Task statement
Write every entry out again exactly, please, and skip the pictures.

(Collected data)
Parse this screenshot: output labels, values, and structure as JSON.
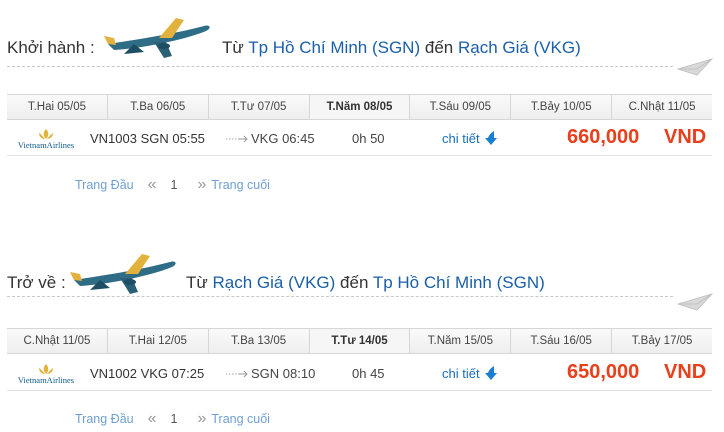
{
  "outbound": {
    "leg_label": "Khởi hành :",
    "route_from_word": "Từ",
    "route_from": "Tp Hồ Chí Minh (SGN)",
    "route_to_word": "đến",
    "route_to": "Rạch Giá (VKG)",
    "dates": [
      "T.Hai 05/05",
      "T.Ba 06/05",
      "T.Tư 07/05",
      "T.Năm 08/05",
      "T.Sáu 09/05",
      "T.Bảy 10/05",
      "C.Nhật 11/05"
    ],
    "active_date_index": 3,
    "flight": {
      "airline": "VietnamAirlines",
      "departure": "VN1003 SGN 05:55",
      "arrival": "VKG 06:45",
      "duration": "0h 50",
      "detail_label": "chi tiết",
      "price": "660,000",
      "currency": "VND"
    },
    "pager": {
      "first": "Trang Đầu",
      "prev": "«",
      "page": "1",
      "next": "»",
      "last": "Trang cuối"
    }
  },
  "return": {
    "leg_label": "Trở về :",
    "route_from_word": "Từ",
    "route_from": "Rạch Giá (VKG)",
    "route_to_word": "đến",
    "route_to": "Tp Hồ Chí Minh (SGN)",
    "dates": [
      "C.Nhật 11/05",
      "T.Hai 12/05",
      "T.Ba 13/05",
      "T.Tư 14/05",
      "T.Năm 15/05",
      "T.Sáu 16/05",
      "T.Bảy 17/05"
    ],
    "active_date_index": 3,
    "flight": {
      "airline": "VietnamAirlines",
      "departure": "VN1002 VKG 07:25",
      "arrival": "SGN 08:10",
      "duration": "0h 45",
      "detail_label": "chi tiết",
      "price": "650,000",
      "currency": "VND"
    },
    "pager": {
      "first": "Trang Đầu",
      "prev": "«",
      "page": "1",
      "next": "»",
      "last": "Trang cuối"
    }
  },
  "colors": {
    "link": "#1a5fa8",
    "price": "#e8401c",
    "pager": "#6e9fd1"
  },
  "icons": [
    "airplane-photo-icon",
    "paper-plane-icon",
    "flight-arrow-icon",
    "down-arrow-icon",
    "vietnam-airlines-lotus-icon"
  ]
}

Expected answer
Parse this screenshot: output labels, values, and structure as JSON.
{
  "outbound": {
    "leg_label": "Khởi hành :",
    "route_from_word": "Từ",
    "route_from": "Tp Hồ Chí Minh (SGN)",
    "route_to_word": "đến",
    "route_to": "Rạch Giá (VKG)",
    "dates": [
      "T.Hai 05/05",
      "T.Ba 06/05",
      "T.Tư 07/05",
      "T.Năm 08/05",
      "T.Sáu 09/05",
      "T.Bảy 10/05",
      "C.Nhật 11/05"
    ],
    "active_date_index": 3,
    "flight": {
      "airline": "VietnamAirlines",
      "departure": "VN1003 SGN 05:55",
      "arrival": "VKG 06:45",
      "duration": "0h 50",
      "detail_label": "chi tiết",
      "price": "660,000",
      "currency": "VND"
    },
    "pager": {
      "first": "Trang Đầu",
      "prev": "«",
      "page": "1",
      "next": "»",
      "last": "Trang cuối"
    }
  },
  "return": {
    "leg_label": "Trở về :",
    "route_from_word": "Từ",
    "route_from": "Rạch Giá (VKG)",
    "route_to_word": "đến",
    "route_to": "Tp Hồ Chí Minh (SGN)",
    "dates": [
      "C.Nhật 11/05",
      "T.Hai 12/05",
      "T.Ba 13/05",
      "T.Tư 14/05",
      "T.Năm 15/05",
      "T.Sáu 16/05",
      "T.Bảy 17/05"
    ],
    "active_date_index": 3,
    "flight": {
      "airline": "VietnamAirlines",
      "departure": "VN1002 VKG 07:25",
      "arrival": "SGN 08:10",
      "duration": "0h 45",
      "detail_label": "chi tiết",
      "price": "650,000",
      "currency": "VND"
    },
    "pager": {
      "first": "Trang Đầu",
      "prev": "«",
      "page": "1",
      "next": "»",
      "last": "Trang cuối"
    }
  },
  "colors": {
    "link": "#1a5fa8",
    "price": "#e8401c",
    "pager": "#6e9fd1"
  },
  "icons": [
    "airplane-photo-icon",
    "paper-plane-icon",
    "flight-arrow-icon",
    "down-arrow-icon",
    "vietnam-airlines-lotus-icon"
  ]
}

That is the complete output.